Data excerpts:
.....

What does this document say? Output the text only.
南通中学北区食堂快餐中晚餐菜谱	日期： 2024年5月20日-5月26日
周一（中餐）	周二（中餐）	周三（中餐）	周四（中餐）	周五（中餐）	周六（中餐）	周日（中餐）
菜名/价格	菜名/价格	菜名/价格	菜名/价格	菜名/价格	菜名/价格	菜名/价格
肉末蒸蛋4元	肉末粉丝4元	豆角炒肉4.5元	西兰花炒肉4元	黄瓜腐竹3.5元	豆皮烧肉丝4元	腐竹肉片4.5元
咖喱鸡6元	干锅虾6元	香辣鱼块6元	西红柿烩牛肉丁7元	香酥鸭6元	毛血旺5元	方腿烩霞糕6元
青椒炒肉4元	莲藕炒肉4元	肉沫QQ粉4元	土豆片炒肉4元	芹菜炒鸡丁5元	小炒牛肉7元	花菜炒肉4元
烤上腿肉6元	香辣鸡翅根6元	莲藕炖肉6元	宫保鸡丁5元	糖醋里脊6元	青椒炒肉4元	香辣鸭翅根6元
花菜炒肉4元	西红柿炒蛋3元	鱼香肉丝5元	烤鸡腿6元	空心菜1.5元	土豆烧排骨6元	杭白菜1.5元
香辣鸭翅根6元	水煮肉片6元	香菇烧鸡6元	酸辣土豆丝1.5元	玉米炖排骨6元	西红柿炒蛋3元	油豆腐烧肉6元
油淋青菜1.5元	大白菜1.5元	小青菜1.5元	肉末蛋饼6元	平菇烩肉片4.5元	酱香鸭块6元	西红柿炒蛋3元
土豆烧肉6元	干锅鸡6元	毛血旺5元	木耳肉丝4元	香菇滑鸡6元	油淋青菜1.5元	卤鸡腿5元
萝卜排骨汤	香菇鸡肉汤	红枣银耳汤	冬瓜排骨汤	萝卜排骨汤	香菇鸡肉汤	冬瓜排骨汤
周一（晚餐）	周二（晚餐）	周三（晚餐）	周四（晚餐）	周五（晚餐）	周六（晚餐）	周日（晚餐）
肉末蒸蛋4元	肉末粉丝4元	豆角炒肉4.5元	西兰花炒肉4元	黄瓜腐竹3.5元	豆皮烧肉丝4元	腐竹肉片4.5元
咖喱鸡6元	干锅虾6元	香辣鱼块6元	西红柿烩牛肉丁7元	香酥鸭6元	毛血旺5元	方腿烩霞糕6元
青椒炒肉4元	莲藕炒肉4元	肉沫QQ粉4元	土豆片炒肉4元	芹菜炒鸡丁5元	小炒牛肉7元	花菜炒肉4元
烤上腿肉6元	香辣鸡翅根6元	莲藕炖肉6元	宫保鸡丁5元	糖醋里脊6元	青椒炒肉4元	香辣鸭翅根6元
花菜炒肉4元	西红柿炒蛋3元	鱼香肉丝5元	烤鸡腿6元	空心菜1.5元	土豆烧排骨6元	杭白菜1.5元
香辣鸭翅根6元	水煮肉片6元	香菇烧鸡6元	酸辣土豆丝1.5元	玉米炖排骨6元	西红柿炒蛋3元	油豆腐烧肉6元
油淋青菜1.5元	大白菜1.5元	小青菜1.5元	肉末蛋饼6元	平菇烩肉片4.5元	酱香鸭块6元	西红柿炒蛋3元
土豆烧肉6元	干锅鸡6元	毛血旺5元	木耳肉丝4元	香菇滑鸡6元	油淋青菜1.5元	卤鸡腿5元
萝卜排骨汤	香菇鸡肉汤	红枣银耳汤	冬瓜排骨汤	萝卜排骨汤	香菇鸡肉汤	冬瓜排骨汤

.....

What you are asked to do:
Nothing may be left out: return each entry exactly as it reads.

Exercise answer:
What does this document say? Output the text only.
南通中学北区食堂快餐中晚餐菜谱	日期： 2024年5月20日-5月26日
周一（中餐）	周二（中餐）	周三（中餐）	周四（中餐）	周五（中餐）	周六（中餐）	周日（中餐）
菜名/价格	菜名/价格	菜名/价格	菜名/价格	菜名/价格	菜名/价格	菜名/价格
肉末蒸蛋4元	肉末粉丝4元	豆角炒肉4.5元	西兰花炒肉4元	黄瓜腐竹3.5元	豆皮烧肉丝4元	腐竹肉片4.5元
咖喱鸡6元	干锅虾6元	香辣鱼块6元	西红柿烩牛肉丁7元	香酥鸭6元	毛血旺5元	方腿烩霞糕6元
青椒炒肉4元	莲藕炒肉4元	肉沫QQ粉4元	土豆片炒肉4元	芹菜炒鸡丁5元	小炒牛肉7元	花菜炒肉4元
烤上腿肉6元	香辣鸡翅根6元	莲藕炖肉6元	宫保鸡丁5元	糖醋里脊6元	青椒炒肉4元	香辣鸭翅根6元
花菜炒肉4元	西红柿炒蛋3元	鱼香肉丝5元	烤鸡腿6元	空心菜1.5元	土豆烧排骨6元	杭白菜1.5元
香辣鸭翅根6元	水煮肉片6元	香菇烧鸡6元	酸辣土豆丝1.5元	玉米炖排骨6元	西红柿炒蛋3元	油豆腐烧肉6元
油淋青菜1.5元	大白菜1.5元	小青菜1.5元	肉末蛋饼6元	平菇烩肉片4.5元	酱香鸭块6元	西红柿炒蛋3元
土豆烧肉6元	干锅鸡6元	毛血旺5元	木耳肉丝4元	香菇滑鸡6元	油淋青菜1.5元	卤鸡腿5元
萝卜排骨汤	香菇鸡肉汤	红枣银耳汤	冬瓜排骨汤	萝卜排骨汤	香菇鸡肉汤	冬瓜排骨汤
周一（晚餐）	周二（晚餐）	周三（晚餐）	周四（晚餐）	周五（晚餐）	周六（晚餐）	周日（晚餐）
肉末蒸蛋4元	肉末粉丝4元	豆角炒肉4.5元	西兰花炒肉4元	黄瓜腐竹3.5元	豆皮烧肉丝4元	腐竹肉片4.5元
咖喱鸡6元	干锅虾6元	香辣鱼块6元	西红柿烩牛肉丁7元	香酥鸭6元	毛血旺5元	方腿烩霞糕6元
青椒炒肉4元	莲藕炒肉4元	肉沫QQ粉4元	土豆片炒肉4元	芹菜炒鸡丁5元	小炒牛肉7元	花菜炒肉4元
烤上腿肉6元	香辣鸡翅根6元	莲藕炖肉6元	宫保鸡丁5元	糖醋里脊6元	青椒炒肉4元	香辣鸭翅根6元
花菜炒肉4元	西红柿炒蛋3元	鱼香肉丝5元	烤鸡腿6元	空心菜1.5元	土豆烧排骨6元	杭白菜1.5元
香辣鸭翅根6元	水煮肉片6元	香菇烧鸡6元	酸辣土豆丝1.5元	玉米炖排骨6元	西红柿炒蛋3元	油豆腐烧肉6元
油淋青菜1.5元	大白菜1.5元	小青菜1.5元	肉末蛋饼6元	平菇烩肉片4.5元	酱香鸭块6元	西红柿炒蛋3元
土豆烧肉6元	干锅鸡6元	毛血旺5元	木耳肉丝4元	香菇滑鸡6元	油淋青菜1.5元	卤鸡腿5元
萝卜排骨汤	香菇鸡肉汤	红枣银耳汤	冬瓜排骨汤	萝卜排骨汤	香菇鸡肉汤	冬瓜排骨汤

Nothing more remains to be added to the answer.